◆ **The request**:
Pictures aside, write out every record exactly as it appears.

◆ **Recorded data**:
-- Begin --
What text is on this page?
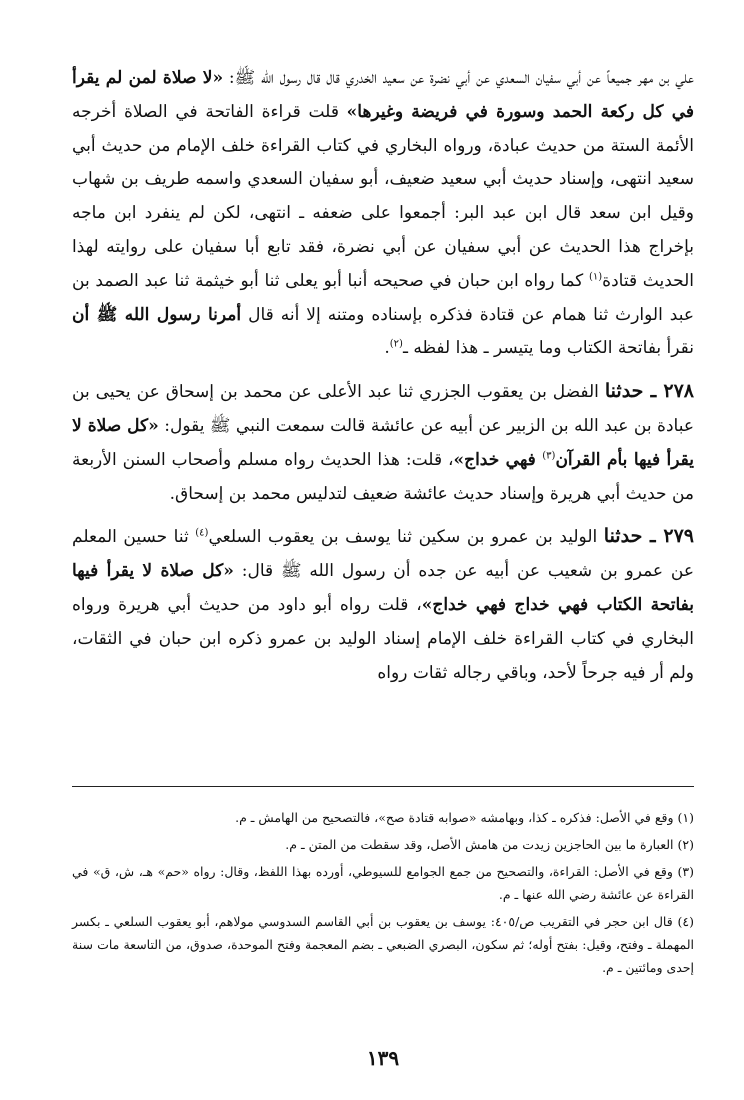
علي بن مهر جميعاً عن أبي سفيان السعدي عن أبي نضرة عن سعيد الخدري قال قال رسول الله ﷺ: «لا صلاة لمن لم يقرأ في كل ركعة الحمد وسورة في فريضة وغيرها» قلت قراءة الفاتحة في الصلاة أخرجه الأئمة الستة من حديث عبادة، ورواه البخاري في كتاب القراءة خلف الإمام من حديث أبي سعيد انتهى، وإسناد حديث أبي سعيد ضعيف، أبو سفيان السعدي واسمه طريف بن شهاب وقيل ابن سعد قال ابن عبد البر: أجمعوا على ضعفه ـ انتهى، لكن لم ينفرد ابن ماجه بإخراج هذا الحديث عن أبي سفيان عن أبي نضرة، فقد تابع أبا سفيان على روايته لهذا الحديث قتادة$^{(١)}$ كما رواه ابن حبان في صحيحه أنبا أبو يعلى ثنا أبو خيثمة ثنا عبد الصمد بن عبد الوارث ثنا همام عن قتادة فذكره بإسناده ومتنه إلا أنه قال أمرنا رسول الله ﷺ أن نقرأ بفاتحة الكتاب وما يتيسر ـ هذا لفظه ـ$^{(٢)}$.

٢٧٨ ـ حدثنا الفضل بن يعقوب الجزري ثنا عبد الأعلى عن محمد بن إسحاق عن يحيى بن عبادة بن عبد الله بن الزبير عن أبيه عن عائشة قالت سمعت النبي ﷺ يقول: «كل صلاة لا يقرأ فيها بأم القرآن$^{(٣)}$ فهي خداج»، قلت: هذا الحديث رواه مسلم وأصحاب السنن الأربعة من حديث أبي هريرة وإسناد حديث عائشة ضعيف لتدليس محمد بن إسحاق.

٢٧٩ ـ حدثنا الوليد بن عمرو بن سكين ثنا يوسف بن يعقوب السلعي$^{(٤)}$ ثنا حسين المعلم عن عمرو بن شعيب عن أبيه عن جده أن رسول الله ﷺ قال: «كل صلاة لا يقرأ فيها بفاتحة الكتاب فهي خداج فهي خداج»، قلت رواه أبو داود من حديث أبي هريرة ورواه البخاري في كتاب القراءة خلف الإمام إسناد الوليد بن عمرو ذكره ابن حبان في الثقات، ولم أر فيه جرحاً لأحد، وباقي رجاله ثقات رواه

(١) وقع في الأصل: فذكره ـ كذا، وبهامشه «صوابه قتادة صح»، فالتصحيح من الهامش ـ م.

(٢) العبارة ما بين الحاجزين زيدت من هامش الأصل، وقد سقطت من المتن ـ م.

(٣) وقع في الأصل: القراءة، والتصحيح من جمع الجوامع للسيوطي، أورده بهذا اللفظ، وقال: رواه «حم» هـ، ش، ق» في القراءة عن عائشة رضي الله عنها ـ م.

(٤) قال ابن حجر في التقريب ص/٤٠٥: يوسف بن يعقوب بن أبي القاسم السدوسي مولاهم، أبو يعقوب السلعي ـ بكسر المهملة ـ وفتح، وقيل: بفتح أوله؛ ثم سكون، البصري الضبعي ـ بضم المعجمة وفتح الموحدة، صدوق، من التاسعة مات سنة إحدى ومائتين ـ م.

١٣٩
-- End --
◆ **Task solution**:
What text is on this page?
علي بن مهر جميعاً عن أبي سفيان السعدي عن أبي نضرة عن سعيد الخدري قال قال رسول الله ﷺ: «لا صلاة لمن لم يقرأ في كل ركعة الحمد وسورة في فريضة وغيرها» قلت قراءة الفاتحة في الصلاة أخرجه الأئمة الستة من حديث عبادة، ورواه البخاري في كتاب القراءة خلف الإمام من حديث أبي سعيد انتهى، وإسناد حديث أبي سعيد ضعيف، أبو سفيان السعدي واسمه طريف بن شهاب وقيل ابن سعد قال ابن عبد البر: أجمعوا على ضعفه ـ انتهى، لكن لم ينفرد ابن ماجه بإخراج هذا الحديث عن أبي سفيان عن أبي نضرة، فقد تابع أبا سفيان على روايته لهذا الحديث قتادة$^{(١)}$ كما رواه ابن حبان في صحيحه أنبا أبو يعلى ثنا أبو خيثمة ثنا عبد الصمد بن عبد الوارث ثنا همام عن قتادة فذكره بإسناده ومتنه إلا أنه قال أمرنا رسول الله ﷺ أن نقرأ بفاتحة الكتاب وما يتيسر ـ هذا لفظه ـ$^{(٢)}$.

٢٧٨ ـ حدثنا الفضل بن يعقوب الجزري ثنا عبد الأعلى عن محمد بن إسحاق عن يحيى بن عبادة بن عبد الله بن الزبير عن أبيه عن عائشة قالت سمعت النبي ﷺ يقول: «كل صلاة لا يقرأ فيها بأم القرآن$^{(٣)}$ فهي خداج»، قلت: هذا الحديث رواه مسلم وأصحاب السنن الأربعة من حديث أبي هريرة وإسناد حديث عائشة ضعيف لتدليس محمد بن إسحاق.

٢٧٩ ـ حدثنا الوليد بن عمرو بن سكين ثنا يوسف بن يعقوب السلعي$^{(٤)}$ ثنا حسين المعلم عن عمرو بن شعيب عن أبيه عن جده أن رسول الله ﷺ قال: «كل صلاة لا يقرأ فيها بفاتحة الكتاب فهي خداج فهي خداج»، قلت رواه أبو داود من حديث أبي هريرة ورواه البخاري في كتاب القراءة خلف الإمام إسناد الوليد بن عمرو ذكره ابن حبان في الثقات، ولم أر فيه جرحاً لأحد، وباقي رجاله ثقات رواه

(١) وقع في الأصل: فذكره ـ كذا، وبهامشه «صوابه قتادة صح»، فالتصحيح من الهامش ـ م.

(٢) العبارة ما بين الحاجزين زيدت من هامش الأصل، وقد سقطت من المتن ـ م.

(٣) وقع في الأصل: القراءة، والتصحيح من جمع الجوامع للسيوطي، أورده بهذا اللفظ، وقال: رواه «حم» هـ، ش، ق» في القراءة عن عائشة رضي الله عنها ـ م.

(٤) قال ابن حجر في التقريب ص/٤٠٥: يوسف بن يعقوب بن أبي القاسم السدوسي مولاهم، أبو يعقوب السلعي ـ بكسر المهملة ـ وفتح، وقيل: بفتح أوله؛ ثم سكون، البصري الضبعي ـ بضم المعجمة وفتح الموحدة، صدوق، من التاسعة مات سنة إحدى ومائتين ـ م.

١٣٩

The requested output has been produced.